● **WHAT YOU WILL DO**: Copy all lines that contain the word "xlabel".
## start
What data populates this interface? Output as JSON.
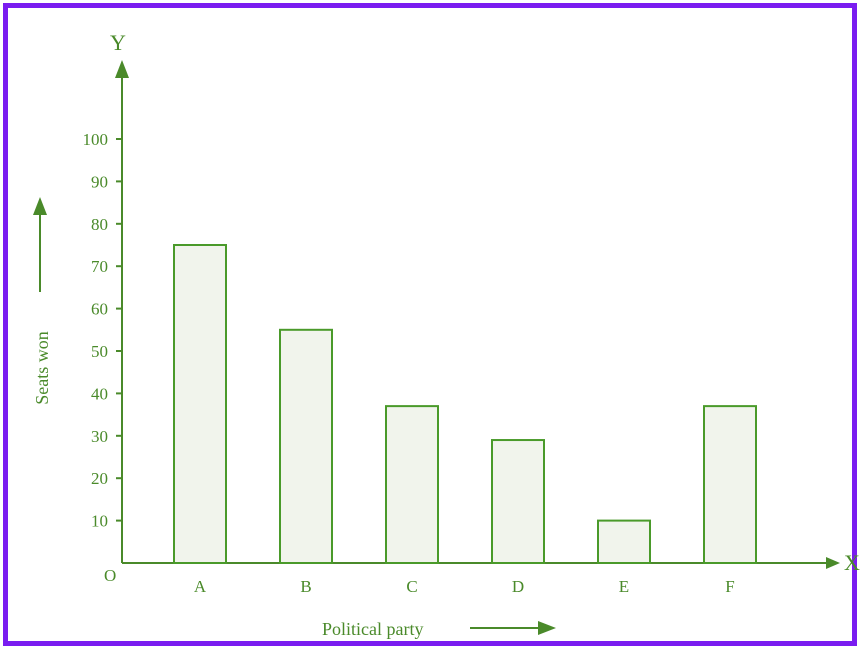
{
  "chart_data": {
    "type": "bar",
    "categories": [
      "A",
      "B",
      "C",
      "D",
      "E",
      "F"
    ],
    "values": [
      75,
      55,
      37,
      29,
      10,
      37
    ],
    "xlabel": "Political party",
    "ylabel": "Seats won",
    "ylim": [
      0,
      100
    ],
    "yticks": [
      10,
      20,
      30,
      40,
      50,
      60,
      70,
      80,
      90,
      100
    ],
    "origin_label": "O",
    "x_axis_letter": "X",
    "y_axis_letter": "Y",
    "grid": false,
    "colors": {
      "axis": "#4a8a2a",
      "bar_fill": "#f1f4ec",
      "bar_stroke": "#4a9a2a",
      "frame": "#7a1cf0"
    }
  }
}
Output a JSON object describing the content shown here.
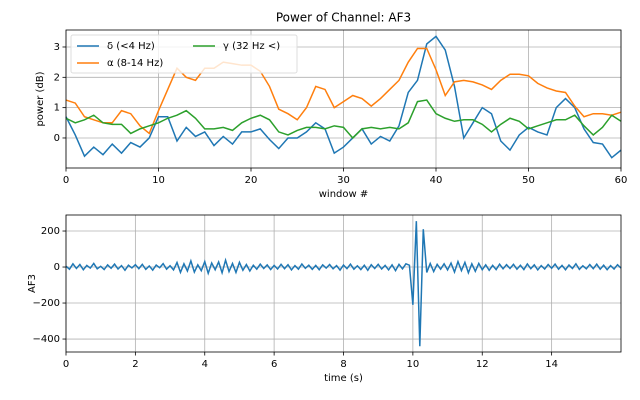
{
  "chart_data": [
    {
      "type": "line",
      "title": "Power of Channel: AF3",
      "xlabel": "window #",
      "ylabel": "power (dB)",
      "x": [
        0,
        1,
        2,
        3,
        4,
        5,
        6,
        7,
        8,
        9,
        10,
        11,
        12,
        13,
        14,
        15,
        16,
        17,
        18,
        19,
        20,
        21,
        22,
        23,
        24,
        25,
        26,
        27,
        28,
        29,
        30,
        31,
        32,
        33,
        34,
        35,
        36,
        37,
        38,
        39,
        40,
        41,
        42,
        43,
        44,
        45,
        46,
        47,
        48,
        49,
        50,
        51,
        52,
        53,
        54,
        55,
        56,
        57,
        58,
        59,
        60
      ],
      "series": [
        {
          "name": "δ (<4 Hz)",
          "color": "#1f77b4",
          "values": [
            0.7,
            0.1,
            -0.6,
            -0.3,
            -0.55,
            -0.2,
            -0.5,
            -0.15,
            -0.3,
            0.0,
            0.7,
            0.7,
            -0.1,
            0.35,
            0.05,
            0.2,
            -0.25,
            0.05,
            -0.2,
            0.2,
            0.2,
            0.3,
            -0.05,
            -0.35,
            0.0,
            0.0,
            0.2,
            0.5,
            0.3,
            -0.5,
            -0.3,
            0.0,
            0.3,
            -0.2,
            0.05,
            -0.1,
            0.4,
            1.5,
            1.9,
            3.1,
            3.35,
            2.9,
            1.7,
            0.0,
            0.5,
            1.0,
            0.8,
            -0.1,
            -0.4,
            0.1,
            0.35,
            0.2,
            0.1,
            1.0,
            1.3,
            1.0,
            0.3,
            -0.15,
            -0.2,
            -0.65,
            -0.4
          ]
        },
        {
          "name": "α (8-14 Hz)",
          "color": "#ff7f0e",
          "values": [
            1.25,
            1.15,
            0.7,
            0.6,
            0.5,
            0.5,
            0.9,
            0.8,
            0.4,
            0.15,
            0.9,
            1.6,
            2.3,
            2.0,
            1.9,
            2.3,
            2.3,
            2.5,
            2.45,
            2.4,
            2.4,
            2.2,
            1.7,
            0.95,
            0.8,
            0.6,
            1.0,
            1.7,
            1.6,
            1.0,
            1.2,
            1.4,
            1.3,
            1.05,
            1.3,
            1.6,
            1.9,
            2.5,
            2.95,
            2.95,
            2.25,
            1.4,
            1.85,
            1.9,
            1.85,
            1.75,
            1.6,
            1.9,
            2.1,
            2.1,
            2.05,
            1.8,
            1.65,
            1.55,
            1.5,
            1.05,
            0.7,
            0.8,
            0.8,
            0.75,
            0.85
          ]
        },
        {
          "name": "γ (32 Hz <)",
          "color": "#2ca02c",
          "values": [
            0.65,
            0.5,
            0.6,
            0.75,
            0.5,
            0.45,
            0.45,
            0.15,
            0.3,
            0.4,
            0.5,
            0.65,
            0.75,
            0.9,
            0.65,
            0.3,
            0.3,
            0.35,
            0.25,
            0.5,
            0.65,
            0.75,
            0.6,
            0.2,
            0.1,
            0.25,
            0.35,
            0.35,
            0.3,
            0.4,
            0.35,
            0.0,
            0.3,
            0.35,
            0.3,
            0.35,
            0.3,
            0.5,
            1.2,
            1.25,
            0.8,
            0.65,
            0.55,
            0.6,
            0.6,
            0.45,
            0.2,
            0.45,
            0.65,
            0.55,
            0.3,
            0.4,
            0.5,
            0.6,
            0.6,
            0.75,
            0.4,
            0.1,
            0.35,
            0.75,
            0.55
          ]
        }
      ],
      "xlim": [
        0,
        60
      ],
      "xticks": [
        0,
        10,
        20,
        30,
        40,
        50,
        60
      ],
      "ylim": [
        -0.99,
        3.56
      ],
      "yticks": [
        0,
        1,
        2,
        3
      ],
      "grid": true,
      "legend": "upper left",
      "legend_columns": 2
    },
    {
      "type": "line",
      "xlabel": "time (s)",
      "ylabel": "AF3",
      "color": "#1f77b4",
      "x": [
        0,
        0.1,
        0.2,
        0.3,
        0.4,
        0.5,
        0.6,
        0.7,
        0.8,
        0.9,
        1,
        1.1,
        1.2,
        1.3,
        1.4,
        1.5,
        1.6,
        1.7,
        1.8,
        1.9,
        2,
        2.1,
        2.2,
        2.3,
        2.4,
        2.5,
        2.6,
        2.7,
        2.8,
        2.9,
        3,
        3.1,
        3.2,
        3.3,
        3.4,
        3.5,
        3.6,
        3.7,
        3.8,
        3.9,
        4,
        4.1,
        4.2,
        4.3,
        4.4,
        4.5,
        4.6,
        4.7,
        4.8,
        4.9,
        5,
        5.1,
        5.2,
        5.3,
        5.4,
        5.5,
        5.6,
        5.7,
        5.8,
        5.9,
        6,
        6.1,
        6.2,
        6.3,
        6.4,
        6.5,
        6.6,
        6.7,
        6.8,
        6.9,
        7,
        7.1,
        7.2,
        7.3,
        7.4,
        7.5,
        7.6,
        7.7,
        7.8,
        7.9,
        8,
        8.1,
        8.2,
        8.3,
        8.4,
        8.5,
        8.6,
        8.7,
        8.8,
        8.9,
        9,
        9.1,
        9.2,
        9.3,
        9.4,
        9.5,
        9.6,
        9.7,
        9.8,
        9.9,
        10,
        10.1,
        10.2,
        10.3,
        10.4,
        10.5,
        10.6,
        10.7,
        10.8,
        10.9,
        11,
        11.1,
        11.2,
        11.3,
        11.4,
        11.5,
        11.6,
        11.7,
        11.8,
        11.9,
        12,
        12.1,
        12.2,
        12.3,
        12.4,
        12.5,
        12.6,
        12.7,
        12.8,
        12.9,
        13,
        13.1,
        13.2,
        13.3,
        13.4,
        13.5,
        13.6,
        13.7,
        13.8,
        13.9,
        14,
        14.1,
        14.2,
        14.3,
        14.4,
        14.5,
        14.6,
        14.7,
        14.8,
        14.9,
        15,
        15.1,
        15.2,
        15.3,
        15.4,
        15.5,
        15.6,
        15.7,
        15.8,
        15.9,
        16
      ],
      "values": [
        5,
        -12,
        18,
        -8,
        14,
        -15,
        9,
        -6,
        20,
        -10,
        4,
        -14,
        12,
        -7,
        16,
        -11,
        8,
        -18,
        10,
        -5,
        13,
        -9,
        15,
        -13,
        6,
        -17,
        11,
        -4,
        19,
        -12,
        7,
        -16,
        25,
        -30,
        18,
        -22,
        34,
        -28,
        12,
        -20,
        30,
        -35,
        22,
        -15,
        28,
        -32,
        38,
        -25,
        20,
        -30,
        26,
        -18,
        14,
        -22,
        10,
        -12,
        16,
        -8,
        12,
        -14,
        9,
        -11,
        15,
        -9,
        13,
        -16,
        8,
        -12,
        17,
        -7,
        10,
        -13,
        9,
        -15,
        12,
        -6,
        14,
        -10,
        8,
        -17,
        11,
        -9,
        16,
        -12,
        7,
        -14,
        10,
        -18,
        13,
        -8,
        15,
        -11,
        9,
        -16,
        12,
        -20,
        15,
        -10,
        18,
        10,
        -210,
        255,
        -440,
        210,
        -30,
        20,
        -25,
        15,
        -12,
        18,
        -16,
        22,
        -28,
        30,
        -20,
        26,
        -32,
        18,
        -24,
        20,
        -15,
        12,
        -18,
        9,
        -14,
        16,
        -10,
        13,
        -8,
        15,
        -12,
        10,
        -14,
        17,
        -9,
        12,
        -16,
        8,
        -11,
        14,
        -7,
        16,
        -12,
        9,
        -15,
        11,
        -8,
        18,
        -13,
        7,
        -10,
        14,
        -9,
        16,
        -12,
        10,
        -15,
        8,
        -11,
        13,
        -6
      ],
      "xlim": [
        0,
        16
      ],
      "xticks": [
        0,
        2,
        4,
        6,
        8,
        10,
        12,
        14
      ],
      "ylim": [
        -472,
        289
      ],
      "yticks": [
        {
          "value": -400,
          "label": "−400"
        },
        {
          "value": -200,
          "label": "−200"
        },
        0,
        200
      ],
      "grid": true
    }
  ]
}
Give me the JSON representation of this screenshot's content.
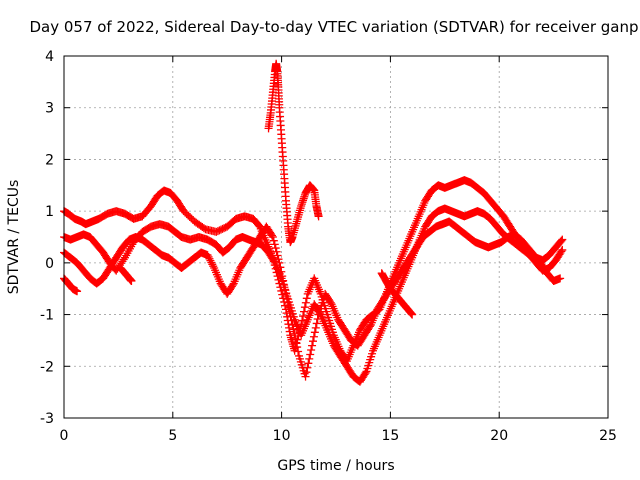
## end
● **FINISHED EXERCISE**:
    "xlabel": "Political party",
      "xlabel": "window #",
      "xlabel": "time (s)",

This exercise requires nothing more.